(Records from a dataset)
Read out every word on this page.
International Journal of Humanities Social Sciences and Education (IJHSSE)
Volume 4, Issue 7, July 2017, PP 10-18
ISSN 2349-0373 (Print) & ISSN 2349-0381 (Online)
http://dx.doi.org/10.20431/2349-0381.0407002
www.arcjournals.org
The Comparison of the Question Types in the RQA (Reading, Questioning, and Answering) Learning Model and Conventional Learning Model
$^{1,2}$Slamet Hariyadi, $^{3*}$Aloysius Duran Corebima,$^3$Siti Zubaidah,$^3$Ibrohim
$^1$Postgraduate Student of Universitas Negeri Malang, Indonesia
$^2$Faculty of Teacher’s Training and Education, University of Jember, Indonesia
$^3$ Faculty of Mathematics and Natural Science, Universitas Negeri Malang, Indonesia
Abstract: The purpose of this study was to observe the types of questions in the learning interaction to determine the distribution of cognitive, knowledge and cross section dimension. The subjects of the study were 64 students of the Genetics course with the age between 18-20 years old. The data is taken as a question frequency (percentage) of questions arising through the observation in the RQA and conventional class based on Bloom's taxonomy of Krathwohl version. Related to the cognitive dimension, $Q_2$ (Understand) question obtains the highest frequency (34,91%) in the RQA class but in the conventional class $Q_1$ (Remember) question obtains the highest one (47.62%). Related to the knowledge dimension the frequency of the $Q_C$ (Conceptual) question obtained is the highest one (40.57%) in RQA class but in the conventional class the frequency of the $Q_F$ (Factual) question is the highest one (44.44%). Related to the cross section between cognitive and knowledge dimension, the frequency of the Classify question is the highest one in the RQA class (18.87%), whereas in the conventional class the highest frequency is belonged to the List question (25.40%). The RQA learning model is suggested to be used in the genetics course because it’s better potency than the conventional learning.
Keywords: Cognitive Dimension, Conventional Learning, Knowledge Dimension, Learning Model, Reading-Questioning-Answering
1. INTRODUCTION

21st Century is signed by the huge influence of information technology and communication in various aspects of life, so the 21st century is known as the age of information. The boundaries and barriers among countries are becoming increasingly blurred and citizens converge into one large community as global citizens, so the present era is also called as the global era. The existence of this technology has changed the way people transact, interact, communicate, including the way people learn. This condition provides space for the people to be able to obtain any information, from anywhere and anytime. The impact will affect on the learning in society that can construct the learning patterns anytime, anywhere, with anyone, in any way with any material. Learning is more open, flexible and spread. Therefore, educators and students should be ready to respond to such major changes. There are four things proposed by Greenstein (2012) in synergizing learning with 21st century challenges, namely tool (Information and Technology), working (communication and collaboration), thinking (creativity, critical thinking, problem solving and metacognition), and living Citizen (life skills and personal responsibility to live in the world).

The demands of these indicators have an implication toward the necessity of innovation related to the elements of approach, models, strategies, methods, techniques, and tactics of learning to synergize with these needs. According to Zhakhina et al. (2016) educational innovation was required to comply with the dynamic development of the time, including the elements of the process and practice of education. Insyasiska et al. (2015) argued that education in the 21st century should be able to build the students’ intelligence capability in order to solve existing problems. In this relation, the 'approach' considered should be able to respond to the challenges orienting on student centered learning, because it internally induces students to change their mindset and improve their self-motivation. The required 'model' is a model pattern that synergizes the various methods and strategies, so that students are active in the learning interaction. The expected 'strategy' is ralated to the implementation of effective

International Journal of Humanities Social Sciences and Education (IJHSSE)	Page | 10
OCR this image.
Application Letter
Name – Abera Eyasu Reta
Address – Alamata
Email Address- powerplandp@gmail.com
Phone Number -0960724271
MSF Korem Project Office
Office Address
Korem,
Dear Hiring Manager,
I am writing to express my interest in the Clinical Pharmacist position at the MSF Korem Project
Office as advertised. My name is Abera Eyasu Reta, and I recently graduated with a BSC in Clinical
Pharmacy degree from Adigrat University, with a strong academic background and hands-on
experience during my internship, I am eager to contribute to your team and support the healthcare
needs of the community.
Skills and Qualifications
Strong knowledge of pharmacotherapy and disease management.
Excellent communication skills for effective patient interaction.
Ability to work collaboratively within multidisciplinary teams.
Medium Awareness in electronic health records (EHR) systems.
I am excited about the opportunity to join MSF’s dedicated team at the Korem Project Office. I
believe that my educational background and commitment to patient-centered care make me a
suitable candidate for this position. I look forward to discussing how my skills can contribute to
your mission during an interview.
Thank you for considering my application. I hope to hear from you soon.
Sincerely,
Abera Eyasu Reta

• **Aim of the exercise**:
Search the listing for the word "Answering". Copy every line in which it occurs.

• **Exercise answer**:
The Comparison of the Question Types in the RQA (Reading, Questioning, and Answering) Learning Model and Conventional Learning Model
Keywords: Cognitive Dimension, Conventional Learning, Knowledge Dimension, Learning Model, Reading-Questioning-Answering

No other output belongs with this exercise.